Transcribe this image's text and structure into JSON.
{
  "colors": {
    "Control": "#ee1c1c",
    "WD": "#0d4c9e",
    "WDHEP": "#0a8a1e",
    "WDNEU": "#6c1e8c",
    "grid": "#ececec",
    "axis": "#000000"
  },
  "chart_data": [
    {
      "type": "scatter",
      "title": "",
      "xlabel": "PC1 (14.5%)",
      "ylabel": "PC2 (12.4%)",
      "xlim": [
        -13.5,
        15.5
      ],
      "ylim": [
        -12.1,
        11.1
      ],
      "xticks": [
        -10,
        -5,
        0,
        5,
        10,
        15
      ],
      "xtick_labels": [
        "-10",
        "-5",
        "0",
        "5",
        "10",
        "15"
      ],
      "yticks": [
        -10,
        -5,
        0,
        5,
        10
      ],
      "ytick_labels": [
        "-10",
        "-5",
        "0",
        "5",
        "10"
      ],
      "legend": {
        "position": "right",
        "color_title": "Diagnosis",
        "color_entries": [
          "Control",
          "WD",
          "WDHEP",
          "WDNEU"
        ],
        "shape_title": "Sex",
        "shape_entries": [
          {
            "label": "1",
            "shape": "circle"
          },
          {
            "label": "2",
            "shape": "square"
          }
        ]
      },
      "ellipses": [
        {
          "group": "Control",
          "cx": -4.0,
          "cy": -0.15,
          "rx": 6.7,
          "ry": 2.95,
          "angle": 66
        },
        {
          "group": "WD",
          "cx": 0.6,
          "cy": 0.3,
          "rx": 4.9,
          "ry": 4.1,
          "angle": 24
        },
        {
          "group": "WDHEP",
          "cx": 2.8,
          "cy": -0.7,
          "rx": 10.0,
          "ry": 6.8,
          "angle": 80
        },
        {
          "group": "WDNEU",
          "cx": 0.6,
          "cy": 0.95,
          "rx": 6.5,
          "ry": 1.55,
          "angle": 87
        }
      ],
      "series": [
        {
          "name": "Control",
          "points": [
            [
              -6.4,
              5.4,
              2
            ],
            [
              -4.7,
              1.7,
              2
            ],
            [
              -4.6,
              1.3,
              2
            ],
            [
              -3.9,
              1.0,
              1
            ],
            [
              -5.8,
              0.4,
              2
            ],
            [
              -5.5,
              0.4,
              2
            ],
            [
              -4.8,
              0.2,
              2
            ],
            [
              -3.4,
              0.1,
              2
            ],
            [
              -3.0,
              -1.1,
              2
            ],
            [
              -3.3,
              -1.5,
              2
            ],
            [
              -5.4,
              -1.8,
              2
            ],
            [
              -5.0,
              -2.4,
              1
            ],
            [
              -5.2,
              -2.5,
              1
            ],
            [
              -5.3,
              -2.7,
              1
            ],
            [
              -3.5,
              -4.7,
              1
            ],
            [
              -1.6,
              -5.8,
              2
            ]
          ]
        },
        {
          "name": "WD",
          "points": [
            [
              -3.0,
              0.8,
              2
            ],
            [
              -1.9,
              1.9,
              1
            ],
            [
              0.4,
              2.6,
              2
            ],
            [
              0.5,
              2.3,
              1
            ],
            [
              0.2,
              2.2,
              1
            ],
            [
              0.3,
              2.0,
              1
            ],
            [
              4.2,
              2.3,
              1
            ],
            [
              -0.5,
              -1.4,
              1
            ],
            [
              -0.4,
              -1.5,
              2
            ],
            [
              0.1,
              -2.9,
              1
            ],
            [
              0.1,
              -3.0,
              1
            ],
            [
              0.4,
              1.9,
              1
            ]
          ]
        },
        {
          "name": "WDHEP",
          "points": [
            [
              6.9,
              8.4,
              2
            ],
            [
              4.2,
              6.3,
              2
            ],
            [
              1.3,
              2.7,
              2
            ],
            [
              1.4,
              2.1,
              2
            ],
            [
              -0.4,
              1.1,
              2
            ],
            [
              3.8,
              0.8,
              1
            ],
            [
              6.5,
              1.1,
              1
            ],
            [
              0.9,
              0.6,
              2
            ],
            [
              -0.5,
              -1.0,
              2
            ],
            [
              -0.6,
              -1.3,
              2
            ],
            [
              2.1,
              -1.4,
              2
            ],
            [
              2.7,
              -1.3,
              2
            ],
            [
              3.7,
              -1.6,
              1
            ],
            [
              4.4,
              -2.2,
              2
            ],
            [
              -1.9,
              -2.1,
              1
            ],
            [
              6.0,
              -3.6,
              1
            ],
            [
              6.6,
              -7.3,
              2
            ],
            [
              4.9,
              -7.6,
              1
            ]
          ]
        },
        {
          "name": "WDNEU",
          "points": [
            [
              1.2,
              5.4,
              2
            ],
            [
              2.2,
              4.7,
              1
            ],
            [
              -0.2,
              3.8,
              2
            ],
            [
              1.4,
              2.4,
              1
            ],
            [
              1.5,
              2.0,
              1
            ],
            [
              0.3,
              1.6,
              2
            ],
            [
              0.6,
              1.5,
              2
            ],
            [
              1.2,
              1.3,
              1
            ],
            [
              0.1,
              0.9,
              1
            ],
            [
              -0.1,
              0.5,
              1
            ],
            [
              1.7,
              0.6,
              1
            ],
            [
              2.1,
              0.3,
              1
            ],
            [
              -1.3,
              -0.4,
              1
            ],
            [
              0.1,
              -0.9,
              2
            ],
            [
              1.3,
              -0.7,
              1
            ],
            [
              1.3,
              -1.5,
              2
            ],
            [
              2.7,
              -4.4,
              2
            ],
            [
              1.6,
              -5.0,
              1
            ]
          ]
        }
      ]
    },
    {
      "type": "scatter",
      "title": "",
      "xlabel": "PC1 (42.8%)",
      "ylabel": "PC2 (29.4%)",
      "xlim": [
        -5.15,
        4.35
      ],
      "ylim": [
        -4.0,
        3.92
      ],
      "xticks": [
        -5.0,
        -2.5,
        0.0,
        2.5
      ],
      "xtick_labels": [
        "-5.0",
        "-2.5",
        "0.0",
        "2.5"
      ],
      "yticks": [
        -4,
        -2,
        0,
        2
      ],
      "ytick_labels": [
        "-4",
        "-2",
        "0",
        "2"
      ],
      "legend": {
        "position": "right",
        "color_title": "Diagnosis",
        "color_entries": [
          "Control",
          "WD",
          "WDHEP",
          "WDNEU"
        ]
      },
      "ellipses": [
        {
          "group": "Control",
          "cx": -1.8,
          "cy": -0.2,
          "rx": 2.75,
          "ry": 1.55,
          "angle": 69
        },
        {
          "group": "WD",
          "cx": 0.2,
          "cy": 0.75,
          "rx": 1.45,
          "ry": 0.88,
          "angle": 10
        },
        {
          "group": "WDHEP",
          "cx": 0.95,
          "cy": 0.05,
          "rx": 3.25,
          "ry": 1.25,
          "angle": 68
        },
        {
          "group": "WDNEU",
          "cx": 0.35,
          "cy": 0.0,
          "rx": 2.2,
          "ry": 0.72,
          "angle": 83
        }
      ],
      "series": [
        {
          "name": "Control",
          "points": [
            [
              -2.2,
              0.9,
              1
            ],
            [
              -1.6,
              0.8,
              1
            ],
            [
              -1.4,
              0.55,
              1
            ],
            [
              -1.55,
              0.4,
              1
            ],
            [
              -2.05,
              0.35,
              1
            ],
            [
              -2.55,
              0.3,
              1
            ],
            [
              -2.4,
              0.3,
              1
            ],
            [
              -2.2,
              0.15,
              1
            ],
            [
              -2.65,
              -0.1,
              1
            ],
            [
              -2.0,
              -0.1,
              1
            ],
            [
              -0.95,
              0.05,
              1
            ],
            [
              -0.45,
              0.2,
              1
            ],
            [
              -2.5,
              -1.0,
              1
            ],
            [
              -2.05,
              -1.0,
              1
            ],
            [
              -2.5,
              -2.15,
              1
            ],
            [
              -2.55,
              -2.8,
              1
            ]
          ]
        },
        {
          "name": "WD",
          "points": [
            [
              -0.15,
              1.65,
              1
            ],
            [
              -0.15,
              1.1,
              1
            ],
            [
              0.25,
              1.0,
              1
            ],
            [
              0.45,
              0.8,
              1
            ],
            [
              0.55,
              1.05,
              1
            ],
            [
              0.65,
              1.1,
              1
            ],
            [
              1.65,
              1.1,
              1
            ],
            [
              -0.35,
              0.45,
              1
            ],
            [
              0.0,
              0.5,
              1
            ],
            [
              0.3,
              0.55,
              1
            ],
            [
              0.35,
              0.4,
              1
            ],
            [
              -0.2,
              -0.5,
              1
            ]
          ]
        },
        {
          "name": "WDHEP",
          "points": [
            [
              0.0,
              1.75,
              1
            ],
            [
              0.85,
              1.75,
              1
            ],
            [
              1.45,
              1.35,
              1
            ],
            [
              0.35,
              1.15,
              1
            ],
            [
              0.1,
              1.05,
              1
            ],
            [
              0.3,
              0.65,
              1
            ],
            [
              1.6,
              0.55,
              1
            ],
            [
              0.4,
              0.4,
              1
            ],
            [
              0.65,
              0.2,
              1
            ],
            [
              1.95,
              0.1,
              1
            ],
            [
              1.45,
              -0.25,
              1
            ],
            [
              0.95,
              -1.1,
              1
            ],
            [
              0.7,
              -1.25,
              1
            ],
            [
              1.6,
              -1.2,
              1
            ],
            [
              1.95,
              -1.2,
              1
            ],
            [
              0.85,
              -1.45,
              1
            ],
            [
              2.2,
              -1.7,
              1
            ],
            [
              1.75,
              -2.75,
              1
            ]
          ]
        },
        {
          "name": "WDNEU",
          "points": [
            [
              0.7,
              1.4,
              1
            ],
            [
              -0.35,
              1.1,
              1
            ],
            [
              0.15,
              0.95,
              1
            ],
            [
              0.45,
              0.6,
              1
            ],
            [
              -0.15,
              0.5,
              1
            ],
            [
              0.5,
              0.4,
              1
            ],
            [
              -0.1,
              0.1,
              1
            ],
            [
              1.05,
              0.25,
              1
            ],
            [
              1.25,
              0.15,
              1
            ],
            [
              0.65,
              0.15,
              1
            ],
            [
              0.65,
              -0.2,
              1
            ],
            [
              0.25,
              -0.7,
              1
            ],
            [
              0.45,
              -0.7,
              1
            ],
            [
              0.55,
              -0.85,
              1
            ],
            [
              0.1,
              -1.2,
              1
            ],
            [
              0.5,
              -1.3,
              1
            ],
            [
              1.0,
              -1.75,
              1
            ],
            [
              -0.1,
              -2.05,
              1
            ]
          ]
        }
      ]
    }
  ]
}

**Exercise requirements:** Copy and report every line where the word "angle" is present.

**Solution to this exercise:**
          "angle": 66
          "angle": 24
          "angle": 80
          "angle": 87
          "angle": 69
          "angle": 10
          "angle": 68
          "angle": 83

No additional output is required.